**Given task:** Your task is to filter the data below down to the lines holding "xillari".

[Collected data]
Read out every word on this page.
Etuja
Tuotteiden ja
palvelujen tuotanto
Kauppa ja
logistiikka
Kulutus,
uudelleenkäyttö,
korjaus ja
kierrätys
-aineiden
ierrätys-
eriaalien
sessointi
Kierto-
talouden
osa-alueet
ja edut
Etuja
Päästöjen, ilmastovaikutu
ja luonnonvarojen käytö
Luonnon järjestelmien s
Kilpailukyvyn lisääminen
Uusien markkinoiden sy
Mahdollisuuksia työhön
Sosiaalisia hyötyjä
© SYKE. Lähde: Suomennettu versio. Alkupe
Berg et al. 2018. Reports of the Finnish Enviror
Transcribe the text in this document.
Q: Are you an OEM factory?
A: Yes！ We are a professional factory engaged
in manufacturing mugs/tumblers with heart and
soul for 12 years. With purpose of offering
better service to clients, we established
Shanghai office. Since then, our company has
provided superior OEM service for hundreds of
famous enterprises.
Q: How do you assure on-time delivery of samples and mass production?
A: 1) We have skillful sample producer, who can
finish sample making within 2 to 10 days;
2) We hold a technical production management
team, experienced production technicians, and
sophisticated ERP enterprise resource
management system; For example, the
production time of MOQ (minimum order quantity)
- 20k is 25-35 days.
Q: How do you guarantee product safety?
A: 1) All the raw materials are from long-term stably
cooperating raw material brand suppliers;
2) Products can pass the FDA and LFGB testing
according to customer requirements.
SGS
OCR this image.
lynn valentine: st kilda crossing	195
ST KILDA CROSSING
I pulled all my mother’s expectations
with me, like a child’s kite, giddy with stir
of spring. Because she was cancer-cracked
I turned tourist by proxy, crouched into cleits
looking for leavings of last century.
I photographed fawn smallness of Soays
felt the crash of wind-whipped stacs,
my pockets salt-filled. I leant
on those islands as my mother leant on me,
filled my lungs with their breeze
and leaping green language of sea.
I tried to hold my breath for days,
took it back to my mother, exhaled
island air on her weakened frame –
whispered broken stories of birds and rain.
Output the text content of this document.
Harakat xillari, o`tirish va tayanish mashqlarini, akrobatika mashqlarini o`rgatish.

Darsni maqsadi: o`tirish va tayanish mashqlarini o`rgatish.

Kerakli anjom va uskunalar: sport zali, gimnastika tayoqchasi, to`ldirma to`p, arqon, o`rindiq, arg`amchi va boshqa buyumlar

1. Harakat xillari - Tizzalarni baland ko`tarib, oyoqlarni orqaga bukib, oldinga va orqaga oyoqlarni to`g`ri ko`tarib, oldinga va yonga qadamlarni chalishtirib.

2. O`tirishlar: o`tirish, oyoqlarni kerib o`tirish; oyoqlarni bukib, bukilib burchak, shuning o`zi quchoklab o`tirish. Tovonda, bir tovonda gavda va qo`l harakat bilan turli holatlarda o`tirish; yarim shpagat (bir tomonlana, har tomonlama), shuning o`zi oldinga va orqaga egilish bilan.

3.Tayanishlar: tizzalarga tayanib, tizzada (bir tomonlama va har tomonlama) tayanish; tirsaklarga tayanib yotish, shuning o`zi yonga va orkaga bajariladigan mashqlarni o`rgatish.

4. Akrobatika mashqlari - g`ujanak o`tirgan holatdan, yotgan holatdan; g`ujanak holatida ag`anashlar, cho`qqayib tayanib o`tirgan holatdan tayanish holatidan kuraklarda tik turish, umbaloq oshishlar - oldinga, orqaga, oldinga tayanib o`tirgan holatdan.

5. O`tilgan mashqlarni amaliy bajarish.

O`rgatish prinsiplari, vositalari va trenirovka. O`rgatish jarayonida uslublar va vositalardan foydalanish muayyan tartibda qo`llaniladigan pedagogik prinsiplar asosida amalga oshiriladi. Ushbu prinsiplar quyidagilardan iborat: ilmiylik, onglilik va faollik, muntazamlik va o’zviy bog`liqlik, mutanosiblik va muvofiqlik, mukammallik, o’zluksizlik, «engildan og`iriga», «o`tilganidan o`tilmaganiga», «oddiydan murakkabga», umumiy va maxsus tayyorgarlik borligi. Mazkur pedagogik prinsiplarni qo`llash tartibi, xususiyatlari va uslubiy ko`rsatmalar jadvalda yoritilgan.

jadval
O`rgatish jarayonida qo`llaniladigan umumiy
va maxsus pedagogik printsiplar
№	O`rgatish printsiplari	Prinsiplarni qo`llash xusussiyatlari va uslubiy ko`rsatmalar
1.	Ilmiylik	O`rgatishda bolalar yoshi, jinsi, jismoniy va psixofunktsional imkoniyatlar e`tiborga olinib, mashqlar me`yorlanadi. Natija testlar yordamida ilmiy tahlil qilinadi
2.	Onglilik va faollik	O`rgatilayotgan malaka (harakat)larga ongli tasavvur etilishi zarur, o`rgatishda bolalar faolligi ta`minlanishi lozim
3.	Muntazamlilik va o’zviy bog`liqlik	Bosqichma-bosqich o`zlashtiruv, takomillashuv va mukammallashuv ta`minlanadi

**Exercise output:**
Harakat xillari, o`tirish va tayanish mashqlarini, akrobatika mashqlarini o`rgatish.
1. Harakat xillari - Tizzalarni baland ko`tarib, oyoqlarni orqaga bukib, oldinga va orqaga oyoqlarni to`g`ri ko`tarib, oldinga va yonga qadamlarni chalishtirib.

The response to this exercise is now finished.